:: STATED GOAL ::
In the data below, find every line that has the string "módulos", and copy it.

— START —

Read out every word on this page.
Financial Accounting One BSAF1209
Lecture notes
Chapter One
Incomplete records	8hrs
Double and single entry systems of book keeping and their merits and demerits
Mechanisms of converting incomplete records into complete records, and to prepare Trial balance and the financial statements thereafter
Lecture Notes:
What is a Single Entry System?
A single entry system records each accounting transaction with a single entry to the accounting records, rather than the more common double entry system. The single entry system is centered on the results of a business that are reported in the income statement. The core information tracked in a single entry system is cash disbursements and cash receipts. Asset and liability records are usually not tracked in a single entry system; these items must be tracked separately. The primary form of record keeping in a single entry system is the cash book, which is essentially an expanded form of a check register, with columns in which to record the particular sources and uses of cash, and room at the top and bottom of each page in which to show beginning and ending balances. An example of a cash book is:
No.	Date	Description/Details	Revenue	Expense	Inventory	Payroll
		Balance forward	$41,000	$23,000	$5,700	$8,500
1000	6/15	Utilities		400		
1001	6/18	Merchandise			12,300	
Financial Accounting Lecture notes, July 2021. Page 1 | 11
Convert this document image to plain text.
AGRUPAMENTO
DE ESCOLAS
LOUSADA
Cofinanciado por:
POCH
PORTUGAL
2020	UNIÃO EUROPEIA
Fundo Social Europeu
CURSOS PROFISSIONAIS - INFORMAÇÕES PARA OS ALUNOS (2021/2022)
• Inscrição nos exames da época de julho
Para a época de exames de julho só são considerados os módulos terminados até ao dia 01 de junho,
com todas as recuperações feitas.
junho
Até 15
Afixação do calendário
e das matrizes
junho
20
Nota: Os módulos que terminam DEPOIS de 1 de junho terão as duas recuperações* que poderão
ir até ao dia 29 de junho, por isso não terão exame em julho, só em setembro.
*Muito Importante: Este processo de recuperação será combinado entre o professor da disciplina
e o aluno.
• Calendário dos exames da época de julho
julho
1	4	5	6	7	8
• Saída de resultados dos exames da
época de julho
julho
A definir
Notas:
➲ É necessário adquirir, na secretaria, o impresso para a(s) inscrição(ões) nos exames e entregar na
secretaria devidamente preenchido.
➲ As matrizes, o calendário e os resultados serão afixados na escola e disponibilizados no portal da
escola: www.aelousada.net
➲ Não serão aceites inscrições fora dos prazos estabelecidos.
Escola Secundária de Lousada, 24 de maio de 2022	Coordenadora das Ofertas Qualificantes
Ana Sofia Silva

— END —

:: FINAL RESULT ::
Para a época de exames de julho só são considerados os módulos terminados até ao dia 01 de junho,
Nota: Os módulos que terminam DEPOIS de 1 de junho terão as duas recuperações* que poderão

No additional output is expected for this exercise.